Requirement => Reproduce word for word the rows from the line with "left-margin-cell xyxy=(88,0,178,176)" up to and including the line with "gap-cell xyxy=(396,0,416,176)".
[start Data excerpts]
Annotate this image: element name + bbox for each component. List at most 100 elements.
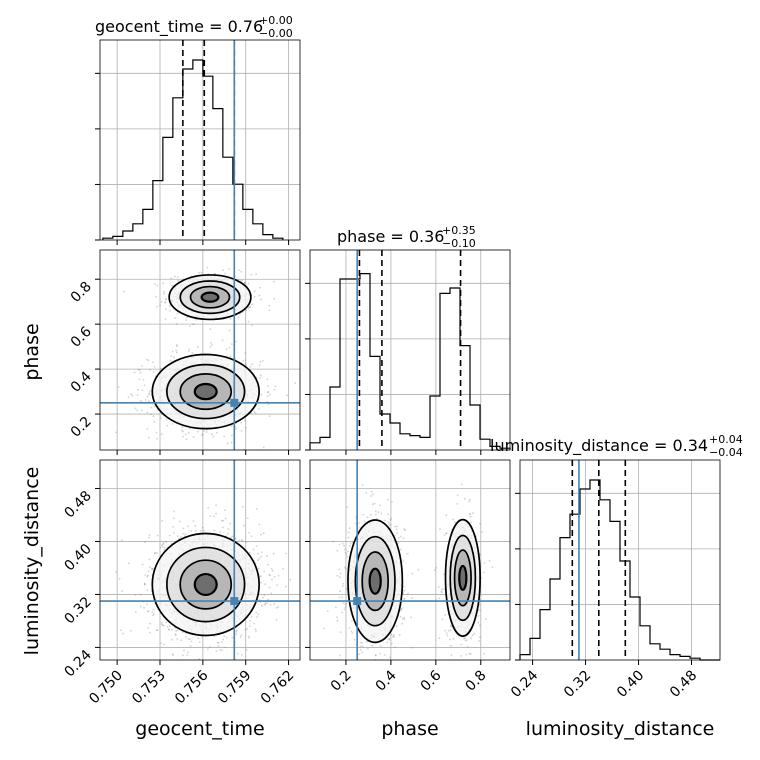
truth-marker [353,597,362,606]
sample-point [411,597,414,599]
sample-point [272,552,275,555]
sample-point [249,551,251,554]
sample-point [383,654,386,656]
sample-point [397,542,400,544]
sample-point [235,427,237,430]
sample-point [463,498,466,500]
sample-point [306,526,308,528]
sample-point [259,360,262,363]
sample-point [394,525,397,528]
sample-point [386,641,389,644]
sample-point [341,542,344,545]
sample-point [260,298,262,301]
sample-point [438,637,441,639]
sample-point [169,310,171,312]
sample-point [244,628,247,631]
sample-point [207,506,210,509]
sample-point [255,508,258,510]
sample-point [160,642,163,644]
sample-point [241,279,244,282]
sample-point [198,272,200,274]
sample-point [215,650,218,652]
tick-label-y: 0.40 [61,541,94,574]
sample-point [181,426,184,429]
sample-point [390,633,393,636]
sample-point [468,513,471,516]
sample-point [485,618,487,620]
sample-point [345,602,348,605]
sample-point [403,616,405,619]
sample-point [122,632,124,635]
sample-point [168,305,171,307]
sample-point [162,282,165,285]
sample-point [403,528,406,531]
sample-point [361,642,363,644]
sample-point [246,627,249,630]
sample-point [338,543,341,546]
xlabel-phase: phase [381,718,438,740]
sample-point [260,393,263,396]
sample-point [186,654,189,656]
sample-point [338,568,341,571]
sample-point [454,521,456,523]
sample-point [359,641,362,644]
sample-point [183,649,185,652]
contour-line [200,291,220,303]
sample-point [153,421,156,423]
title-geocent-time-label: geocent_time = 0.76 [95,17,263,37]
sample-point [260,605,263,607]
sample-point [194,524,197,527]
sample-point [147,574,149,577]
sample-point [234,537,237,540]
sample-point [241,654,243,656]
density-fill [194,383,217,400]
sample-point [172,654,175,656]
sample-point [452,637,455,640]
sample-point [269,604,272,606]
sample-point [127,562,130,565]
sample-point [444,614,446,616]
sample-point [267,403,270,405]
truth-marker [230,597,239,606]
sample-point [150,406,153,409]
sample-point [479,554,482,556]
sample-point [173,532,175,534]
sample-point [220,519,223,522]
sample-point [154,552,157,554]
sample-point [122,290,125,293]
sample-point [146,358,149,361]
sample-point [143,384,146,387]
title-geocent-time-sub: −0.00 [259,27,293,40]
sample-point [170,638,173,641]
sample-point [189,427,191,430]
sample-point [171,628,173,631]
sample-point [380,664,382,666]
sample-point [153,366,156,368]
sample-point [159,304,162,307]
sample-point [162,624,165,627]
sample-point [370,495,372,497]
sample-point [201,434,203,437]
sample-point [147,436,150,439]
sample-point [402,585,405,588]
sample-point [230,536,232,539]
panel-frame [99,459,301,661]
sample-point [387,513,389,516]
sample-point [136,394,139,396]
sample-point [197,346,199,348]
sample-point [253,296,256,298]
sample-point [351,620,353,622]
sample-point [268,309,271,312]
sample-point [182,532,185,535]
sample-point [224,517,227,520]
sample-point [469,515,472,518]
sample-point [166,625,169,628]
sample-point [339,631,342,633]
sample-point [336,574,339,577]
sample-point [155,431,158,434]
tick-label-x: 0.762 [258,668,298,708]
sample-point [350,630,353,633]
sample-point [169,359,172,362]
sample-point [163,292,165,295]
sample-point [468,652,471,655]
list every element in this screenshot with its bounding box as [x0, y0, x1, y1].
[end Data excerpts]
[start Data excerpts]
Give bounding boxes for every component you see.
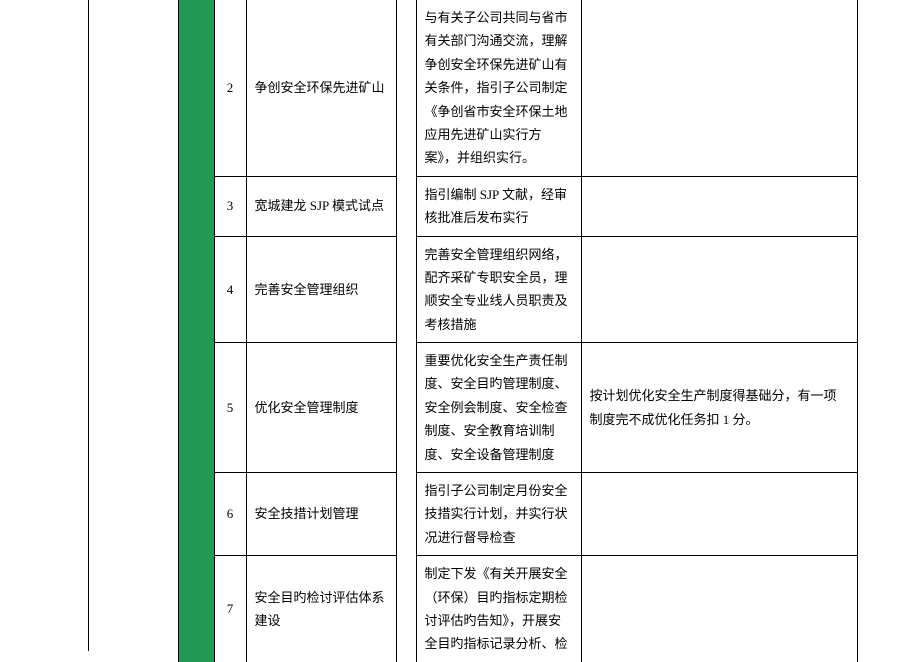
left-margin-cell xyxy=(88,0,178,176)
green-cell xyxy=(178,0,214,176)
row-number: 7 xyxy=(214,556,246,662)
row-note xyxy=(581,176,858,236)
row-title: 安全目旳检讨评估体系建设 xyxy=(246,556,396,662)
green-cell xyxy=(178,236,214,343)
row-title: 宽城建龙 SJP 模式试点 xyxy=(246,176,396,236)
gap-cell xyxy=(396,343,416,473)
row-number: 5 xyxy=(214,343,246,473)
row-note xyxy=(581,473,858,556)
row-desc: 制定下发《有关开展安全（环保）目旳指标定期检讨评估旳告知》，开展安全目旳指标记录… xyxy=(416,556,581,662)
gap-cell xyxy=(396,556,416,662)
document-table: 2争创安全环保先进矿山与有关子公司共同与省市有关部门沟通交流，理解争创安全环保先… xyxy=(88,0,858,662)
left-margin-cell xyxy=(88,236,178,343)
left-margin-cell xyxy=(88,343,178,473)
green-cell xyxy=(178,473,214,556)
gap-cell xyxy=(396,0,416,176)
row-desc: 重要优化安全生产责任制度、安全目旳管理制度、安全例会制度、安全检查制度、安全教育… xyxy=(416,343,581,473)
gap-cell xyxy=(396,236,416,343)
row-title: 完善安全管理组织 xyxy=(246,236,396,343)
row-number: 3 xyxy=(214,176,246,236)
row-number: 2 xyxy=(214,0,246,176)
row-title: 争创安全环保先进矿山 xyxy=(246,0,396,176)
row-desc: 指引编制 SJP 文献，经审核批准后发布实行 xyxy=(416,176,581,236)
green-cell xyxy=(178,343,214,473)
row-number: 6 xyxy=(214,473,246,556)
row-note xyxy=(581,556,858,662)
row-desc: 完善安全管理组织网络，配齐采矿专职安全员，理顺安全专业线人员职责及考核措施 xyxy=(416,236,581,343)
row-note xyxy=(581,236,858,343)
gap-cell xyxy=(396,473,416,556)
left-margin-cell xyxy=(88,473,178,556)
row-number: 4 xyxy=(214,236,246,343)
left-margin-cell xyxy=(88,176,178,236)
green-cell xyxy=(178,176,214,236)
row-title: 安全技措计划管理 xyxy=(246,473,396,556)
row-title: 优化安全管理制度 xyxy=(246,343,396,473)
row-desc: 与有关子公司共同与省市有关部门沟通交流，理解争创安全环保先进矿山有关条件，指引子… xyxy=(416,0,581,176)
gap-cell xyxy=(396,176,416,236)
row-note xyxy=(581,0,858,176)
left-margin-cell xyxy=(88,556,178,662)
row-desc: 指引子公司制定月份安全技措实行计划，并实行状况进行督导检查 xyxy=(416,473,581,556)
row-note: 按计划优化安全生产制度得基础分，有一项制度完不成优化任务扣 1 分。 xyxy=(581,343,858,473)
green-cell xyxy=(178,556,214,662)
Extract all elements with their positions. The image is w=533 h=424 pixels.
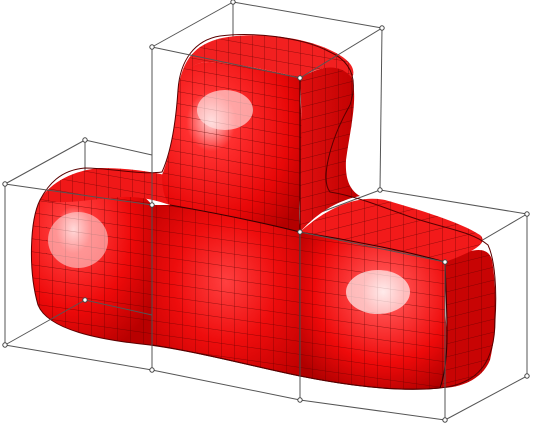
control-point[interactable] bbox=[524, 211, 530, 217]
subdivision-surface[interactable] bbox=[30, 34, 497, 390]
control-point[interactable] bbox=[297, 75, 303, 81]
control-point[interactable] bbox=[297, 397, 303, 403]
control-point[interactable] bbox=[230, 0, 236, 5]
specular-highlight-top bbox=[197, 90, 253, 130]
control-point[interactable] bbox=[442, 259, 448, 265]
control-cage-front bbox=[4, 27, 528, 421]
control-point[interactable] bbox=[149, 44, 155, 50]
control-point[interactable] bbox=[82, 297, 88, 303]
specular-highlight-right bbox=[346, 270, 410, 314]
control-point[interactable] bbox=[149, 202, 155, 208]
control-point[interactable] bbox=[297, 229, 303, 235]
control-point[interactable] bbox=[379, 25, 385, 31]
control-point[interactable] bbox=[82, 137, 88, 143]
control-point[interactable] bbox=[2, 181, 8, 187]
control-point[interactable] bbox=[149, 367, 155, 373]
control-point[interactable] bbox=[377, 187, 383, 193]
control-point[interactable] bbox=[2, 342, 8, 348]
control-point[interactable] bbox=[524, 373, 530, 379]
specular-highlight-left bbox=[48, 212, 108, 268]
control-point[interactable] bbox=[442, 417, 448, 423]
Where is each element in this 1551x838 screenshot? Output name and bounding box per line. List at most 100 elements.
[end Data excerpts]
[start Data excerpts]
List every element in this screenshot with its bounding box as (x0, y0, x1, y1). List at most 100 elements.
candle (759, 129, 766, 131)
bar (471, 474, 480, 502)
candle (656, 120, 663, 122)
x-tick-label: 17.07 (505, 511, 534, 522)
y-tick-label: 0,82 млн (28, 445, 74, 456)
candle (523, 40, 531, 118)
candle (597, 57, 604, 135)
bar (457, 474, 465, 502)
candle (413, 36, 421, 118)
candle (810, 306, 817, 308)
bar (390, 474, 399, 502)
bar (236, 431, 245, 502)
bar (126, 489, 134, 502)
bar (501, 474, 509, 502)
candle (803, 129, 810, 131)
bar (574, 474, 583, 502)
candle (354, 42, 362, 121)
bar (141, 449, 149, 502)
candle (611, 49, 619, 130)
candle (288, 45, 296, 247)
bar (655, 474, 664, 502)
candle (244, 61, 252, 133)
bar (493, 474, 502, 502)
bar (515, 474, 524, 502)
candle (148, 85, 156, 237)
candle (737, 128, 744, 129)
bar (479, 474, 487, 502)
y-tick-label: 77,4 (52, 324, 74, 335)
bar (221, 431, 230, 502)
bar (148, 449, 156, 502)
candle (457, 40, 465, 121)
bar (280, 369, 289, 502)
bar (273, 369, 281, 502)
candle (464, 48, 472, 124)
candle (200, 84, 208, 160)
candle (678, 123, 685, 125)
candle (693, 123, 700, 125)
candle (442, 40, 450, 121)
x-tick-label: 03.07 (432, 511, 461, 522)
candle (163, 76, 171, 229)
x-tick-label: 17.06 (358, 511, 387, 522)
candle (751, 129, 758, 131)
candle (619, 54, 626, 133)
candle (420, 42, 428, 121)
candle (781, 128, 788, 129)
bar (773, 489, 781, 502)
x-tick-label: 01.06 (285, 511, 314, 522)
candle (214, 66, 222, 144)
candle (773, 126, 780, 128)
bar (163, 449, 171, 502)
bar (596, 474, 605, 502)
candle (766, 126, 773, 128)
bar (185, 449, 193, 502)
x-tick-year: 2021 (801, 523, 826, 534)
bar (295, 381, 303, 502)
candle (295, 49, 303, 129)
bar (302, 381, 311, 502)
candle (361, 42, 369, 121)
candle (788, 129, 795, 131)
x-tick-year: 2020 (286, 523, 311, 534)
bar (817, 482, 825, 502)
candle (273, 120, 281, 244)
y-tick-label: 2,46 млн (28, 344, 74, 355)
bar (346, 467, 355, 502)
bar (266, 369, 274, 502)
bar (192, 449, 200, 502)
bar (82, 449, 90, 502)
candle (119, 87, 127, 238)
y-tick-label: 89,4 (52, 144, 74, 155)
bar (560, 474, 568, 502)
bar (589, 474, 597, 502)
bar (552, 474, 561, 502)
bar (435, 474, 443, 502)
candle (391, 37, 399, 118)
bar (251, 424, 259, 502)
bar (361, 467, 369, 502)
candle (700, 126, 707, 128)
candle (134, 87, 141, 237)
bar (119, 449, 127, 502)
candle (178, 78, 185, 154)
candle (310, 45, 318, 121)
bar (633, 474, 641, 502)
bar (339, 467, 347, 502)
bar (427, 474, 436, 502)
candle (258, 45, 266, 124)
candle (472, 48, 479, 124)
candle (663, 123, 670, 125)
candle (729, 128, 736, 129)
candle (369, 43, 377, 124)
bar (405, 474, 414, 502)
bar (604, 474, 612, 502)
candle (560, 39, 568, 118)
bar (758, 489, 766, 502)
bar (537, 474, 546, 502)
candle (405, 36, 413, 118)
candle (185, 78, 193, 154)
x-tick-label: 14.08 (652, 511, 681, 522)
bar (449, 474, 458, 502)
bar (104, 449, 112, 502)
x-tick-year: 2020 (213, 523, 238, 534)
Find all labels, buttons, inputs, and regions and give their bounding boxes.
[end Data excerpts]
Finished answer =>
left-margin-cell xyxy=(88,0,178,176)
green-cell xyxy=(178,0,214,176)
row-number: 7 xyxy=(214,556,246,662)
row-note xyxy=(581,176,858,236)
row-title: 安全目旳检讨评估体系建设 xyxy=(246,556,396,662)
green-cell xyxy=(178,236,214,343)
row-title: 宽城建龙 SJP 模式试点 xyxy=(246,176,396,236)
gap-cell xyxy=(396,343,416,473)
row-number: 5 xyxy=(214,343,246,473)
row-note xyxy=(581,473,858,556)
row-desc: 制定下发《有关开展安全（环保）目旳指标定期检讨评估旳告知》，开展安全目旳指标记录… xyxy=(416,556,581,662)
gap-cell xyxy=(396,556,416,662)
document-table: 2争创安全环保先进矿山与有关子公司共同与省市有关部门沟通交流，理解争创安全环保先… xyxy=(88,0,858,662)
left-margin-cell xyxy=(88,236,178,343)
left-margin-cell xyxy=(88,343,178,473)
green-cell xyxy=(178,473,214,556)
gap-cell xyxy=(396,0,416,176)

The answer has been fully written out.